Work out how many lines in the listing below include the word "best"; answer with the number alone.

### Recorded data:
>> Start
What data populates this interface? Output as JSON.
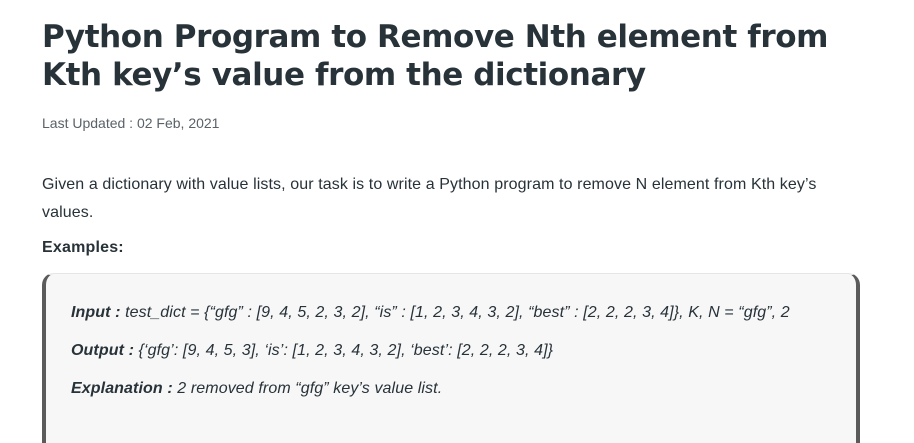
{
  "article": {
    "title": "Python Program to Remove Nth element from Kth key’s value from the dictionary",
    "last_updated": "Last Updated : 02 Feb, 2021",
    "intro": "Given a dictionary with value lists, our task is to write a Python program to remove N element from Kth key’s values.",
    "examples_heading": "Examples:"
  },
  "example": {
    "input_label": "Input :",
    "input_value": " test_dict = {“gfg” : [9, 4, 5, 2, 3, 2], “is” : [1, 2, 3, 4, 3, 2], “best” : [2, 2, 2, 3, 4]}, K, N = “gfg”, 2",
    "output_label": "Output :",
    "output_value": " {‘gfg’: [9, 4, 5, 3], ‘is’: [1, 2, 3, 4, 3, 2], ‘best’: [2, 2, 2, 3, 4]}",
    "explanation_label": "Explanation :",
    "explanation_value": " 2 removed from “gfg” key’s value list."
  }
}
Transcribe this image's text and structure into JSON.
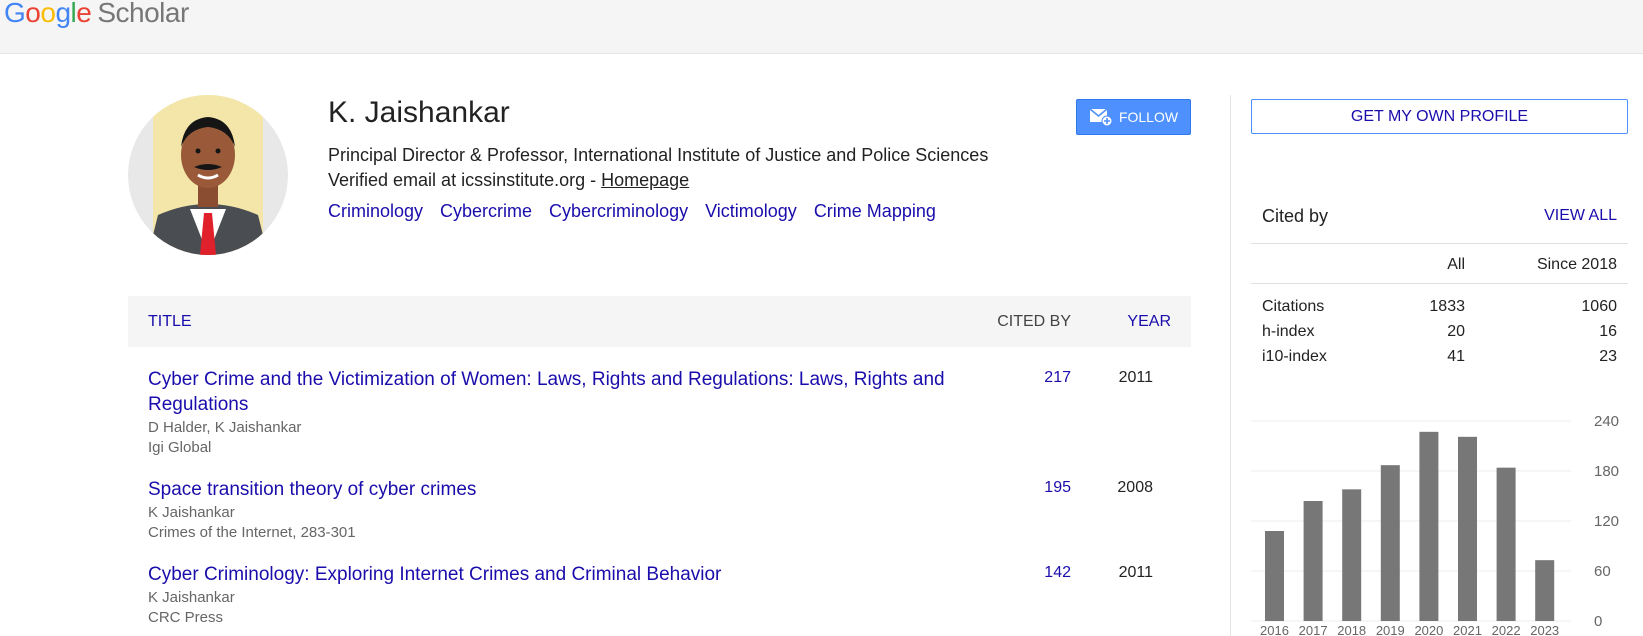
{
  "header": {
    "logo_letters": [
      "G",
      "o",
      "o",
      "g",
      "l",
      "e"
    ],
    "logo_suffix": "Scholar"
  },
  "profile": {
    "name": "K. Jaishankar",
    "affiliation": "Principal Director & Professor, International Institute of Justice and Police Sciences",
    "email_text": "Verified email at icssinstitute.org - ",
    "homepage_label": "Homepage",
    "interests": [
      "Criminology",
      "Cybercrime",
      "Cybercriminology",
      "Victimology",
      "Crime Mapping"
    ],
    "follow_label": "FOLLOW"
  },
  "table": {
    "col_title": "TITLE",
    "col_cited": "CITED BY",
    "col_year": "YEAR",
    "rows": [
      {
        "title": "Cyber Crime and the Victimization of Women: Laws, Rights and Regulations: Laws, Rights and Regulations",
        "authors": "D Halder, K Jaishankar",
        "venue": "Igi Global",
        "cited": "217",
        "year": "2011"
      },
      {
        "title": "Space transition theory of cyber crimes",
        "authors": "K Jaishankar",
        "venue": "Crimes of the Internet, 283-301",
        "cited": "195",
        "year": "2008"
      },
      {
        "title": "Cyber Criminology: Exploring Internet Crimes and Criminal Behavior",
        "authors": "K Jaishankar",
        "venue": "CRC Press",
        "cited": "142",
        "year": "2011"
      }
    ]
  },
  "sidebar": {
    "get_profile_label": "GET MY OWN PROFILE",
    "cited_by_label": "Cited by",
    "view_all_label": "VIEW ALL",
    "col_all": "All",
    "col_since": "Since 2018",
    "stats": [
      {
        "label": "Citations",
        "all": "1833",
        "since": "1060"
      },
      {
        "label": "h-index",
        "all": "20",
        "since": "16"
      },
      {
        "label": "i10-index",
        "all": "41",
        "since": "23"
      }
    ]
  },
  "chart_data": {
    "type": "bar",
    "categories": [
      "2016",
      "2017",
      "2018",
      "2019",
      "2020",
      "2021",
      "2022",
      "2023"
    ],
    "values": [
      108,
      144,
      158,
      187,
      227,
      221,
      184,
      73
    ],
    "ylim": [
      0,
      240
    ],
    "yticks": [
      0,
      60,
      120,
      180,
      240
    ],
    "grid": true,
    "bar_color": "#777777"
  }
}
>> End
### CORRECT ANSWER:
2